Information shown:
┄┄┄┄┄┄┄┄┄┄┄┄┄┄┄┄┄┄┄┄

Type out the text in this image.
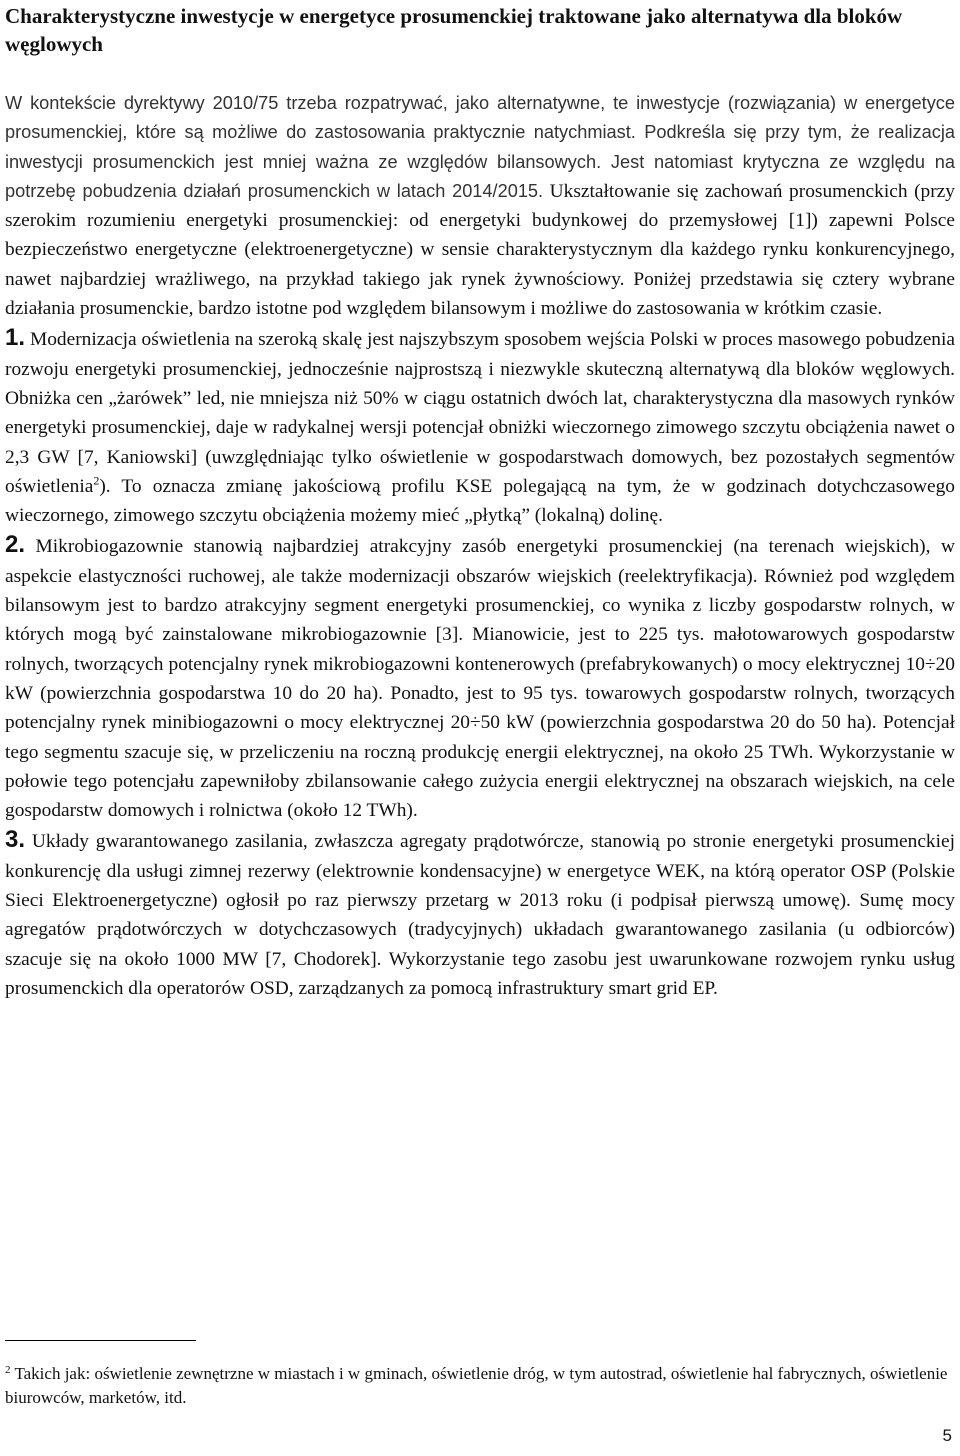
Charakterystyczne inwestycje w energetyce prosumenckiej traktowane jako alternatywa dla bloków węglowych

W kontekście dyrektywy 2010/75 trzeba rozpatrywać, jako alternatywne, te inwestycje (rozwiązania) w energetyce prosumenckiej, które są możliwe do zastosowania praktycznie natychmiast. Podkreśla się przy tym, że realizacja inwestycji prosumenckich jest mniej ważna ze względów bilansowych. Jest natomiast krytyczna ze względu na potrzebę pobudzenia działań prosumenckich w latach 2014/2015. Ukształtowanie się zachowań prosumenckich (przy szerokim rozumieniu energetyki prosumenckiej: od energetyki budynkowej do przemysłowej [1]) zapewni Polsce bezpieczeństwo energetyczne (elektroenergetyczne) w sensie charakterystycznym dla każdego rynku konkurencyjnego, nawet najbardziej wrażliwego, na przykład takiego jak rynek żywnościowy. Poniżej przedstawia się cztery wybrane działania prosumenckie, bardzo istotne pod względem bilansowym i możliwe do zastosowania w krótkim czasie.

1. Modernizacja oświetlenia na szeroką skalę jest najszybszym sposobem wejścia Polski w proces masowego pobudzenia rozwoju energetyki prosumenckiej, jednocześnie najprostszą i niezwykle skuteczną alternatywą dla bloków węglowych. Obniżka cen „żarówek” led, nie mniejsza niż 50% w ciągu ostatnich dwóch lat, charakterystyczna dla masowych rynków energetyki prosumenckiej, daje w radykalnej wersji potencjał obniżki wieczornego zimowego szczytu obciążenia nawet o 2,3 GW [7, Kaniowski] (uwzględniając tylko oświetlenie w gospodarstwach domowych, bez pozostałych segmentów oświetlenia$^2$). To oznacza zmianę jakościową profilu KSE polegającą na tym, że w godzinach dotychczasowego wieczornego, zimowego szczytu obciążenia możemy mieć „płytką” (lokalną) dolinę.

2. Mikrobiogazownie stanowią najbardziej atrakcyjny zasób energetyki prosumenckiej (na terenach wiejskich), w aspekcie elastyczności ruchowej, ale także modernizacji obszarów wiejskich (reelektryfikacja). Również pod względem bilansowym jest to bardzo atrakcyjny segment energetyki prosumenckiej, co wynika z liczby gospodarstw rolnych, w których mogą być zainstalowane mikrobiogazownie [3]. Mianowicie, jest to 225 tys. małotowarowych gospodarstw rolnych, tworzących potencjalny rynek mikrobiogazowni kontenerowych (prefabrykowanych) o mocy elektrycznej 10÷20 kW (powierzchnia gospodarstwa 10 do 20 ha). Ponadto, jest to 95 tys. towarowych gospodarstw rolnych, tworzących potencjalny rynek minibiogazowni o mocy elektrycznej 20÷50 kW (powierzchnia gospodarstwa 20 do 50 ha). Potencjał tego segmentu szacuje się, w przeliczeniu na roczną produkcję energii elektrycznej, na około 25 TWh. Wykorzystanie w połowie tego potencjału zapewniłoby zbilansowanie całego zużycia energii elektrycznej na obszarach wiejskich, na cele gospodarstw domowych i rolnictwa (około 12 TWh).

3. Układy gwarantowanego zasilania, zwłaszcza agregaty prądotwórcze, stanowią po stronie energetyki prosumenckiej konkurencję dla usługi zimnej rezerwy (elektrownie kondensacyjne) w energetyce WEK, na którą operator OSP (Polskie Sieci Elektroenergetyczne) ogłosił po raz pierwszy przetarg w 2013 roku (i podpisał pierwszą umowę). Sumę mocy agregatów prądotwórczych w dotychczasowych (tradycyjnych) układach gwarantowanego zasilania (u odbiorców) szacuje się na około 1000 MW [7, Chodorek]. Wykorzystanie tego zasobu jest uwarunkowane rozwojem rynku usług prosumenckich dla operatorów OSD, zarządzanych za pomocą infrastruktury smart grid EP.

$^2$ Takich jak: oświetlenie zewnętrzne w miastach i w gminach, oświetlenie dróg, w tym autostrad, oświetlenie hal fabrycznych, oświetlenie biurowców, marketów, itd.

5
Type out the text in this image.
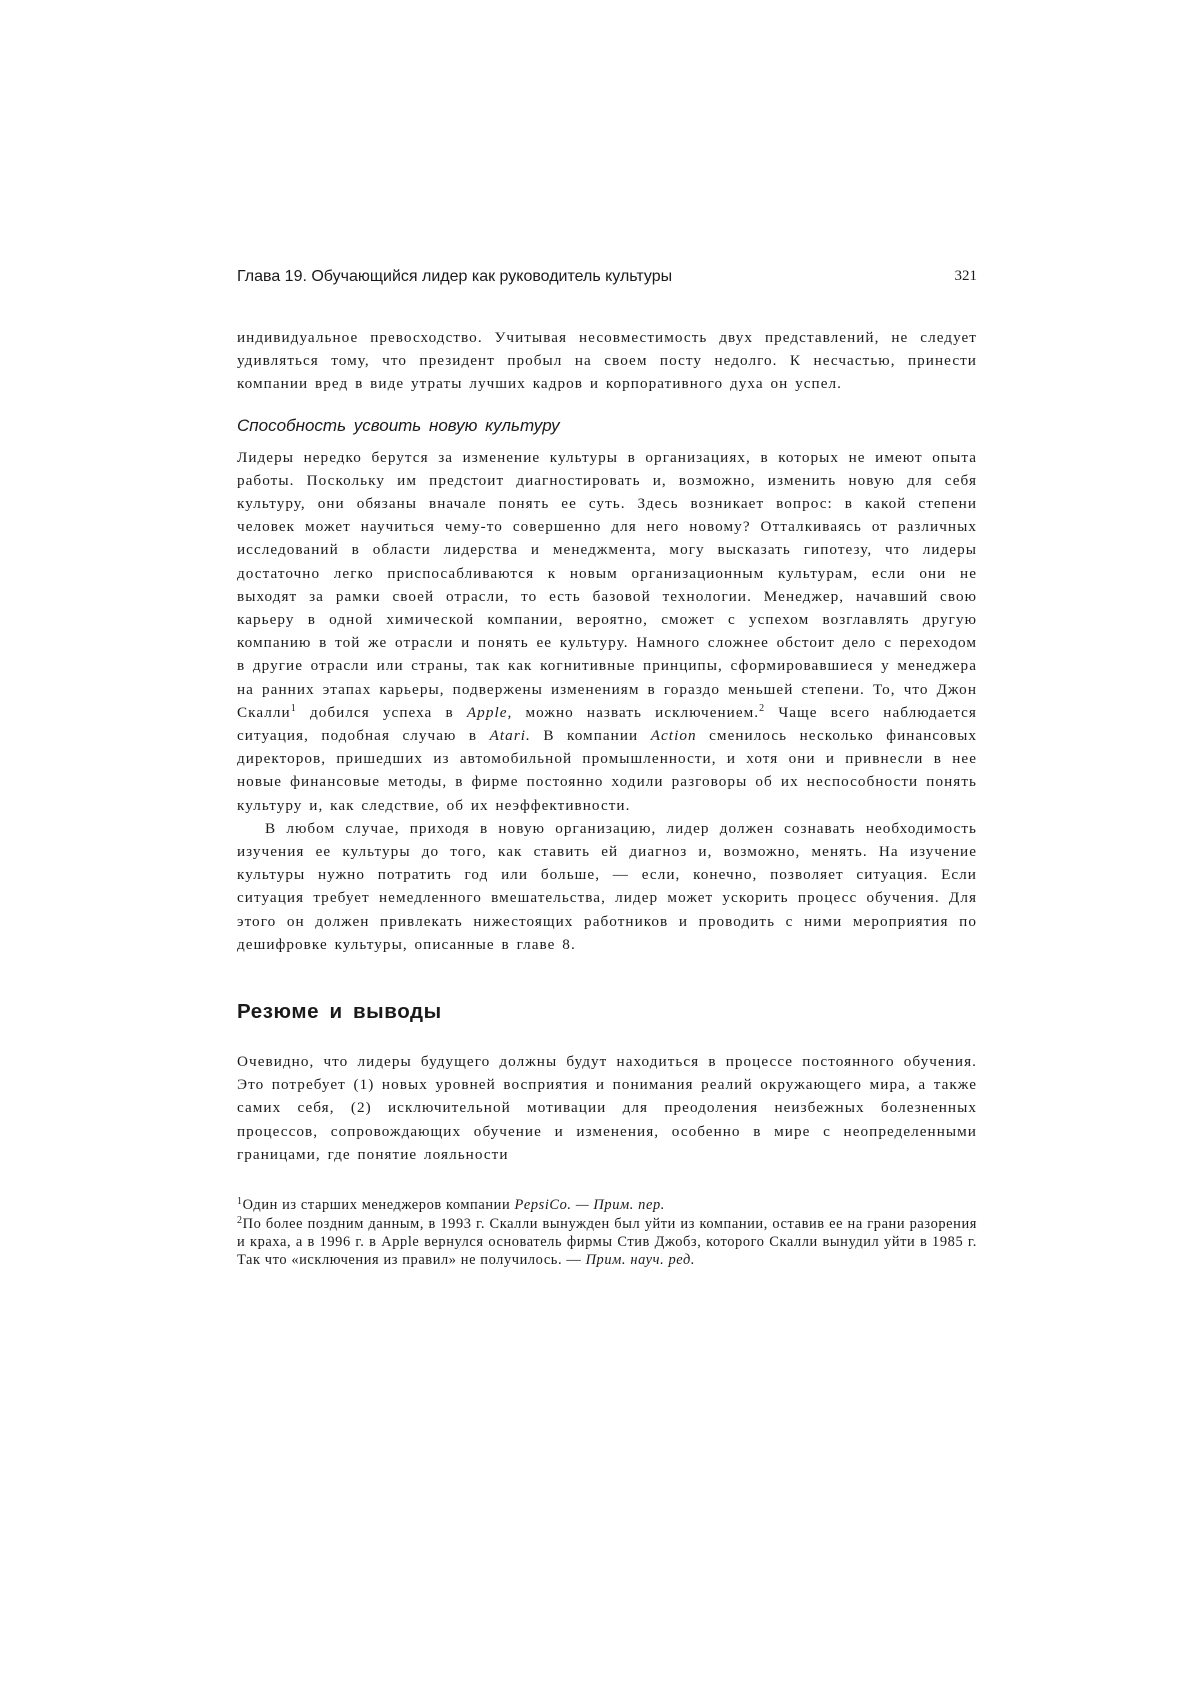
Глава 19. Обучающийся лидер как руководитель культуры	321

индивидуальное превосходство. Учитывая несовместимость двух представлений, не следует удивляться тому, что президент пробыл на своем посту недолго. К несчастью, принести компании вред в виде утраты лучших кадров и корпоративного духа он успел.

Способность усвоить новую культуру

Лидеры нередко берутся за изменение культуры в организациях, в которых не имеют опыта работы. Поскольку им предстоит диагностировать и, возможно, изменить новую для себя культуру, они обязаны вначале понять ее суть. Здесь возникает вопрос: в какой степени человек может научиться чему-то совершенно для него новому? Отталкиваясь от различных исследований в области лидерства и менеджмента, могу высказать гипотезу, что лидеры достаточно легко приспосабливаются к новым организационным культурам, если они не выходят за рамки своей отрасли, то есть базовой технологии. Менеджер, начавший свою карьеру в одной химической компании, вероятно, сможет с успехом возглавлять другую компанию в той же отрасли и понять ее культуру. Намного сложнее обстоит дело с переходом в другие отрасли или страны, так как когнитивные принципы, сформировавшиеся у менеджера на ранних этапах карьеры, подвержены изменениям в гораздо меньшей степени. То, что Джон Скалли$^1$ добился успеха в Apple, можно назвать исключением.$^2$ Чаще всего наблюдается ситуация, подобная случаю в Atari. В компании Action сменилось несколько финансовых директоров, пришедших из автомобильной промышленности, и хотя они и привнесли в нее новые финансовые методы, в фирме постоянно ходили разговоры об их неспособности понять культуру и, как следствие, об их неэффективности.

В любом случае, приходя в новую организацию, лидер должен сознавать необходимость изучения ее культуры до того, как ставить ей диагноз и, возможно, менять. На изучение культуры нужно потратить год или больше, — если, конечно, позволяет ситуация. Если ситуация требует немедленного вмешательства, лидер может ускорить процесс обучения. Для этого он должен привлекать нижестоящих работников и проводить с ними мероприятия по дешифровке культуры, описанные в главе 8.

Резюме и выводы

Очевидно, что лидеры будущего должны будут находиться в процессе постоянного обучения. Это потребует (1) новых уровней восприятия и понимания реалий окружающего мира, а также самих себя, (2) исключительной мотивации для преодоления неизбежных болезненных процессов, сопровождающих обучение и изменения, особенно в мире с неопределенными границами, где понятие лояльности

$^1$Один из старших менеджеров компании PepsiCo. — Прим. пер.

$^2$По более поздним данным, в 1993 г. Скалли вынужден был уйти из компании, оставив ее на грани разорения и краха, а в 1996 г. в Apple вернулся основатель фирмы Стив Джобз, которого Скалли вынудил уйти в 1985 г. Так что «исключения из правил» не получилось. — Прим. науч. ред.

┄┄┄┄┄┄┄┄┄┄┄┄┄┄┄┄┄┄┄┄

Your task: Pictures stay out; repeat all the rest of the records exactly.

Solution:
Type out the text in this image.
Charakterystyczne inwestycje w energetyce prosumenckiej traktowane jako alternatywa dla bloków węglowych

W kontekście dyrektywy 2010/75 trzeba rozpatrywać, jako alternatywne, te inwestycje (rozwiązania) w energetyce prosumenckiej, które są możliwe do zastosowania praktycznie natychmiast. Podkreśla się przy tym, że realizacja inwestycji prosumenckich jest mniej ważna ze względów bilansowych. Jest natomiast krytyczna ze względu na potrzebę pobudzenia działań prosumenckich w latach 2014/2015. Ukształtowanie się zachowań prosumenckich (przy szerokim rozumieniu energetyki prosumenckiej: od energetyki budynkowej do przemysłowej [1]) zapewni Polsce bezpieczeństwo energetyczne (elektroenergetyczne) w sensie charakterystycznym dla każdego rynku konkurencyjnego, nawet najbardziej wrażliwego, na przykład takiego jak rynek żywnościowy. Poniżej przedstawia się cztery wybrane działania prosumenckie, bardzo istotne pod względem bilansowym i możliwe do zastosowania w krótkim czasie.

1. Modernizacja oświetlenia na szeroką skalę jest najszybszym sposobem wejścia Polski w proces masowego pobudzenia rozwoju energetyki prosumenckiej, jednocześnie najprostszą i niezwykle skuteczną alternatywą dla bloków węglowych. Obniżka cen „żarówek” led, nie mniejsza niż 50% w ciągu ostatnich dwóch lat, charakterystyczna dla masowych rynków energetyki prosumenckiej, daje w radykalnej wersji potencjał obniżki wieczornego zimowego szczytu obciążenia nawet o 2,3 GW [7, Kaniowski] (uwzględniając tylko oświetlenie w gospodarstwach domowych, bez pozostałych segmentów oświetlenia$^2$). To oznacza zmianę jakościową profilu KSE polegającą na tym, że w godzinach dotychczasowego wieczornego, zimowego szczytu obciążenia możemy mieć „płytką” (lokalną) dolinę.

2. Mikrobiogazownie stanowią najbardziej atrakcyjny zasób energetyki prosumenckiej (na terenach wiejskich), w aspekcie elastyczności ruchowej, ale także modernizacji obszarów wiejskich (reelektryfikacja). Również pod względem bilansowym jest to bardzo atrakcyjny segment energetyki prosumenckiej, co wynika z liczby gospodarstw rolnych, w których mogą być zainstalowane mikrobiogazownie [3]. Mianowicie, jest to 225 tys. małotowarowych gospodarstw rolnych, tworzących potencjalny rynek mikrobiogazowni kontenerowych (prefabrykowanych) o mocy elektrycznej 10÷20 kW (powierzchnia gospodarstwa 10 do 20 ha). Ponadto, jest to 95 tys. towarowych gospodarstw rolnych, tworzących potencjalny rynek minibiogazowni o mocy elektrycznej 20÷50 kW (powierzchnia gospodarstwa 20 do 50 ha). Potencjał tego segmentu szacuje się, w przeliczeniu na roczną produkcję energii elektrycznej, na około 25 TWh. Wykorzystanie w połowie tego potencjału zapewniłoby zbilansowanie całego zużycia energii elektrycznej na obszarach wiejskich, na cele gospodarstw domowych i rolnictwa (około 12 TWh).

3. Układy gwarantowanego zasilania, zwłaszcza agregaty prądotwórcze, stanowią po stronie energetyki prosumenckiej konkurencję dla usługi zimnej rezerwy (elektrownie kondensacyjne) w energetyce WEK, na którą operator OSP (Polskie Sieci Elektroenergetyczne) ogłosił po raz pierwszy przetarg w 2013 roku (i podpisał pierwszą umowę). Sumę mocy agregatów prądotwórczych w dotychczasowych (tradycyjnych) układach gwarantowanego zasilania (u odbiorców) szacuje się na około 1000 MW [7, Chodorek]. Wykorzystanie tego zasobu jest uwarunkowane rozwojem rynku usług prosumenckich dla operatorów OSD, zarządzanych za pomocą infrastruktury smart grid EP.

$^2$ Takich jak: oświetlenie zewnętrzne w miastach i w gminach, oświetlenie dróg, w tym autostrad, oświetlenie hal fabrycznych, oświetlenie biurowców, marketów, itd.

5
Type out the text in this image.
Глава 19. Обучающийся лидер как руководитель культуры	321

индивидуальное превосходство. Учитывая несовместимость двух представлений, не следует удивляться тому, что президент пробыл на своем посту недолго. К несчастью, принести компании вред в виде утраты лучших кадров и корпоративного духа он успел.

Способность усвоить новую культуру

Лидеры нередко берутся за изменение культуры в организациях, в которых не имеют опыта работы. Поскольку им предстоит диагностировать и, возможно, изменить новую для себя культуру, они обязаны вначале понять ее суть. Здесь возникает вопрос: в какой степени человек может научиться чему-то совершенно для него новому? Отталкиваясь от различных исследований в области лидерства и менеджмента, могу высказать гипотезу, что лидеры достаточно легко приспосабливаются к новым организационным культурам, если они не выходят за рамки своей отрасли, то есть базовой технологии. Менеджер, начавший свою карьеру в одной химической компании, вероятно, сможет с успехом возглавлять другую компанию в той же отрасли и понять ее культуру. Намного сложнее обстоит дело с переходом в другие отрасли или страны, так как когнитивные принципы, сформировавшиеся у менеджера на ранних этапах карьеры, подвержены изменениям в гораздо меньшей степени. То, что Джон Скалли$^1$ добился успеха в Apple, можно назвать исключением.$^2$ Чаще всего наблюдается ситуация, подобная случаю в Atari. В компании Action сменилось несколько финансовых директоров, пришедших из автомобильной промышленности, и хотя они и привнесли в нее новые финансовые методы, в фирме постоянно ходили разговоры об их неспособности понять культуру и, как следствие, об их неэффективности.

В любом случае, приходя в новую организацию, лидер должен сознавать необходимость изучения ее культуры до того, как ставить ей диагноз и, возможно, менять. На изучение культуры нужно потратить год или больше, — если, конечно, позволяет ситуация. Если ситуация требует немедленного вмешательства, лидер может ускорить процесс обучения. Для этого он должен привлекать нижестоящих работников и проводить с ними мероприятия по дешифровке культуры, описанные в главе 8.

Резюме и выводы

Очевидно, что лидеры будущего должны будут находиться в процессе постоянного обучения. Это потребует (1) новых уровней восприятия и понимания реалий окружающего мира, а также самих себя, (2) исключительной мотивации для преодоления неизбежных болезненных процессов, сопровождающих обучение и изменения, особенно в мире с неопределенными границами, где понятие лояльности

$^1$Один из старших менеджеров компании PepsiCo. — Прим. пер.

$^2$По более поздним данным, в 1993 г. Скалли вынужден был уйти из компании, оставив ее на грани разорения и краха, а в 1996 г. в Apple вернулся основатель фирмы Стив Джобз, которого Скалли вынудил уйти в 1985 г. Так что «исключения из правил» не получилось. — Прим. науч. ред.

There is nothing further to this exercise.